Given task ::
Each line that includes "data" counts once; give the total and nothing besides.

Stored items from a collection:
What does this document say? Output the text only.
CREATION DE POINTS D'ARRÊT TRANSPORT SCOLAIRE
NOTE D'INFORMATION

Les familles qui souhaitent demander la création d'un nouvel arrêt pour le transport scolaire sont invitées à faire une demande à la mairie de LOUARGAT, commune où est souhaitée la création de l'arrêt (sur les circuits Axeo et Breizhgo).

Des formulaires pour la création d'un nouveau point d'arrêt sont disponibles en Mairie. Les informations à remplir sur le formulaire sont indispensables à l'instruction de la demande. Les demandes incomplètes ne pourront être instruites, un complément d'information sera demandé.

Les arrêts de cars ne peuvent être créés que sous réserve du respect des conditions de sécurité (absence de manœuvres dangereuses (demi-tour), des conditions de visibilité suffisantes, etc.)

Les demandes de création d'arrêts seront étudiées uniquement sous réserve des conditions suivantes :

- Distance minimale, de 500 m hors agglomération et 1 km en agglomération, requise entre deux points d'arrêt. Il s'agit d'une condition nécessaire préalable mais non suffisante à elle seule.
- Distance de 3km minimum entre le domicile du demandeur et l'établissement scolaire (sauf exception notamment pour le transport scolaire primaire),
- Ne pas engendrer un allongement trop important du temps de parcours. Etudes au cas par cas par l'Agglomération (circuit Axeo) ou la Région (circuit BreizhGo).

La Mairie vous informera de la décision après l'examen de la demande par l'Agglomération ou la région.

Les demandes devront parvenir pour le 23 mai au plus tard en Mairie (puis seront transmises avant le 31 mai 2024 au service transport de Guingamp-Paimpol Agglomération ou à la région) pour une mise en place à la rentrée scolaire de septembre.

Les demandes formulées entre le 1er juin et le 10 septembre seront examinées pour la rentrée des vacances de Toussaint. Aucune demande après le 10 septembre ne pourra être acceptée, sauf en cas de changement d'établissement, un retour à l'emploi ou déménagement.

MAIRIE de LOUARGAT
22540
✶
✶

--

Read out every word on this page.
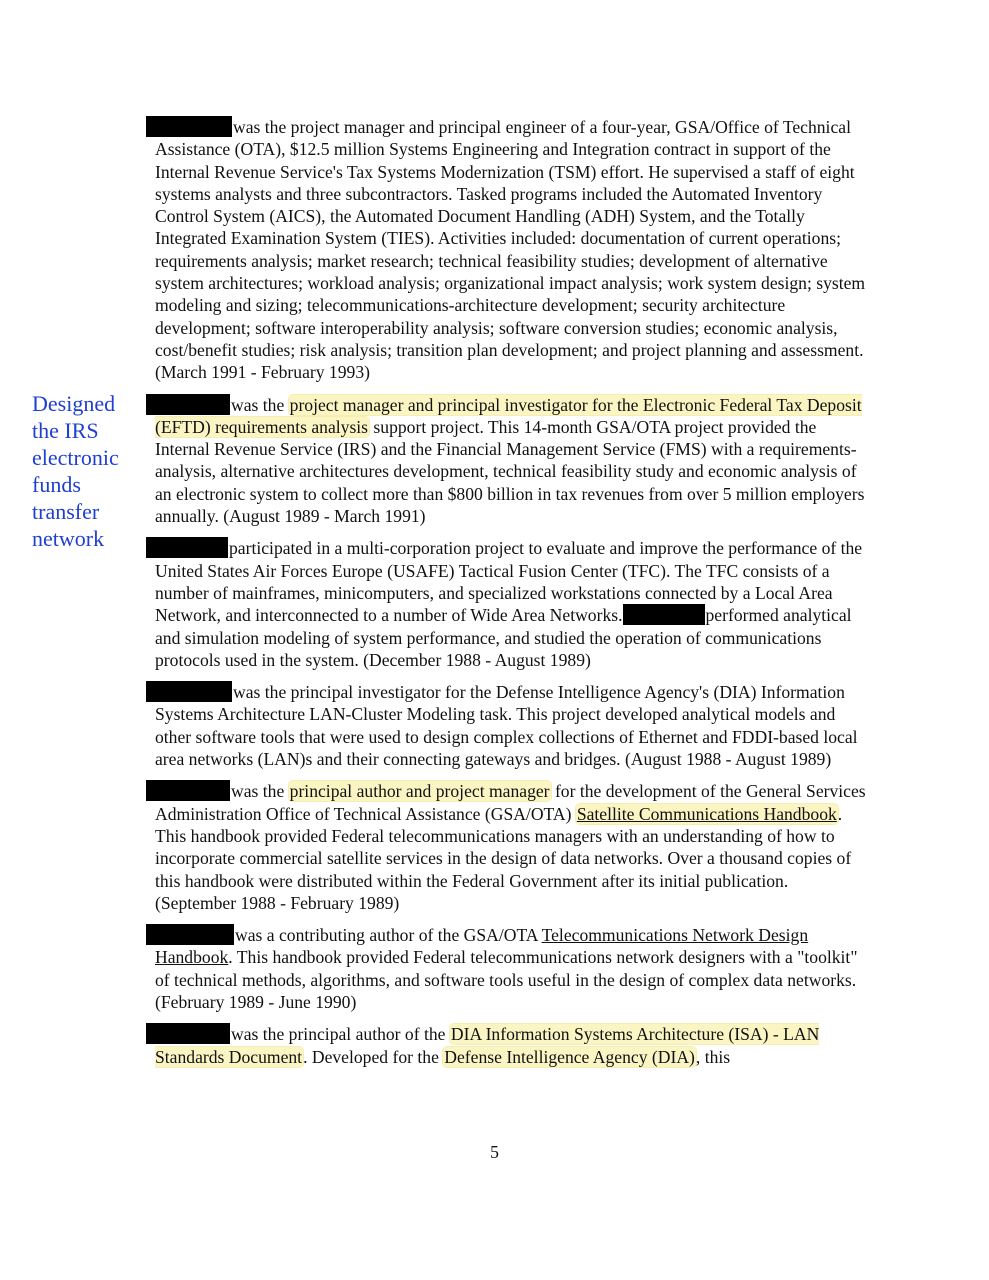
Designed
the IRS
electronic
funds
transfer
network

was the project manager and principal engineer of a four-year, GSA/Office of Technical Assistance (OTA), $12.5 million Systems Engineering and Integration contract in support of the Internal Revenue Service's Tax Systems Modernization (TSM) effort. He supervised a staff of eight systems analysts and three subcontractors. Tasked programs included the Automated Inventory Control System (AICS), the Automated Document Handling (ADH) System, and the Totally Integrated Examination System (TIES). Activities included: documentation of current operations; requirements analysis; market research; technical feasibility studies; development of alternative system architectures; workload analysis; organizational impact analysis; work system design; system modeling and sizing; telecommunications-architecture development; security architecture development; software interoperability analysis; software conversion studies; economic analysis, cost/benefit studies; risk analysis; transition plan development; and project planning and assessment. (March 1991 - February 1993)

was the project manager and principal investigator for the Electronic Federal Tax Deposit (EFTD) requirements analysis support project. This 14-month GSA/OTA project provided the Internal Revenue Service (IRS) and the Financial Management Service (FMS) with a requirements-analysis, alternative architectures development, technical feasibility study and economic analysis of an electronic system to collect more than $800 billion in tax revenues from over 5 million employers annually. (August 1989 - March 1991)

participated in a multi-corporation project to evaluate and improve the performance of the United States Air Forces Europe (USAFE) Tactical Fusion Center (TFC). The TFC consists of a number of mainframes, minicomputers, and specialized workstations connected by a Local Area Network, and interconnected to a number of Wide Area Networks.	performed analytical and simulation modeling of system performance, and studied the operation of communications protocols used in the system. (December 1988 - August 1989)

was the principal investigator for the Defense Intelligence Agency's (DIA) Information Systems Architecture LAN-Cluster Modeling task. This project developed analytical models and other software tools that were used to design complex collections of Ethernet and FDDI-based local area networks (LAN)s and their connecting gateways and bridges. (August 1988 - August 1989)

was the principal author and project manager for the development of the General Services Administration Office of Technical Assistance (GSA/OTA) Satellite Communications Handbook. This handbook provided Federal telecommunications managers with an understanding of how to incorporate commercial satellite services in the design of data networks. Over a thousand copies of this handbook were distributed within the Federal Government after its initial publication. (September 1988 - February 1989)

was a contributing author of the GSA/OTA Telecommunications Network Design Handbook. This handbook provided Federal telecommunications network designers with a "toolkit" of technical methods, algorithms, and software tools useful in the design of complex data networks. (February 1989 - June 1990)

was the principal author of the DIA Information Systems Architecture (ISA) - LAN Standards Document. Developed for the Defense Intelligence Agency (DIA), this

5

---

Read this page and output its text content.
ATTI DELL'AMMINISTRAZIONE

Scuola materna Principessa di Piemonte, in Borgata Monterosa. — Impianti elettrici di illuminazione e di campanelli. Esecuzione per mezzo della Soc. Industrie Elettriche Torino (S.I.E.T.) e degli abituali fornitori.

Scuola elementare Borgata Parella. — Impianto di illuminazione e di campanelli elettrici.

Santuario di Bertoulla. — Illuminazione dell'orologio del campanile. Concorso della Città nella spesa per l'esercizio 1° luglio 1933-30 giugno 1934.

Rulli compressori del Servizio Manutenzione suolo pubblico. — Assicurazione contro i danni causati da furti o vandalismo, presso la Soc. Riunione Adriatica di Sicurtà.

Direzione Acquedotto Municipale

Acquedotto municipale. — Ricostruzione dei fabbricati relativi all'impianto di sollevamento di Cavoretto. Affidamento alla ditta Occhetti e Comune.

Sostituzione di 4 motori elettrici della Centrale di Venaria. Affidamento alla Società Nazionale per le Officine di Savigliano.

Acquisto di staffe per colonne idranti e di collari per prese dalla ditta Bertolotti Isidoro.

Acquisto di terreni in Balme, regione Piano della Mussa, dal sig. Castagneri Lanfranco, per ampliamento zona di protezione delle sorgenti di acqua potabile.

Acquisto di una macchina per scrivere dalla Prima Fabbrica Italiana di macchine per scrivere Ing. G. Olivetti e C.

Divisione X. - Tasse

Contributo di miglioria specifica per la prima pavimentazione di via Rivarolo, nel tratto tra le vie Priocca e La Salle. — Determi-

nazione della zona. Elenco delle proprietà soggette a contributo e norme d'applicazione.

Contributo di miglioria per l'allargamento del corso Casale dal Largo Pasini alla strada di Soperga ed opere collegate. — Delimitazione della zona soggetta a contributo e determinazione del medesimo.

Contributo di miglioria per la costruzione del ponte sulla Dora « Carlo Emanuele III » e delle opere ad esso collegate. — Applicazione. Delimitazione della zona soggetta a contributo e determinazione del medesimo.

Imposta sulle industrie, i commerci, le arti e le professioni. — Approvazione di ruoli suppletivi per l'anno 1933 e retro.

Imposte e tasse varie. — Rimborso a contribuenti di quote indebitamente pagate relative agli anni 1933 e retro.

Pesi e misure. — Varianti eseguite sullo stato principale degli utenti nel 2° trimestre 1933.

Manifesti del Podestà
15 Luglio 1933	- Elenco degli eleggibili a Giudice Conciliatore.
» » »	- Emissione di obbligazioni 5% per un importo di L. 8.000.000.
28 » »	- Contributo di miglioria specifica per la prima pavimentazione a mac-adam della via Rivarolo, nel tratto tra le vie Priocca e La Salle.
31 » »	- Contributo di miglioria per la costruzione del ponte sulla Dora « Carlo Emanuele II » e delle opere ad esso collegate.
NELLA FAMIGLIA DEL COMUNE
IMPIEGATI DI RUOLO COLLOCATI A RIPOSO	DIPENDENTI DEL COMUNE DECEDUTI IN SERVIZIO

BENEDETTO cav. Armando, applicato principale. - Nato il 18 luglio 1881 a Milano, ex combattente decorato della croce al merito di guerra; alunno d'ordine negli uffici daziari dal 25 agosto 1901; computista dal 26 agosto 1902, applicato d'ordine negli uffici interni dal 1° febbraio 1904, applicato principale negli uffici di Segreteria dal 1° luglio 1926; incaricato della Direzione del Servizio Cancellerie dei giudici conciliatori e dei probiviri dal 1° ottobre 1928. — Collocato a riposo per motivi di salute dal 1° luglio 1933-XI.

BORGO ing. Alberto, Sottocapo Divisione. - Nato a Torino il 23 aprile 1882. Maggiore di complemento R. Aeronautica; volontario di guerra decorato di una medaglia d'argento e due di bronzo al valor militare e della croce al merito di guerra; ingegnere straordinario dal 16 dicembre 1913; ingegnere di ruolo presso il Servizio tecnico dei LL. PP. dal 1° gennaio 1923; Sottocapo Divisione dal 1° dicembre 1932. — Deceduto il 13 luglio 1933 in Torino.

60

Finished exercise ::
2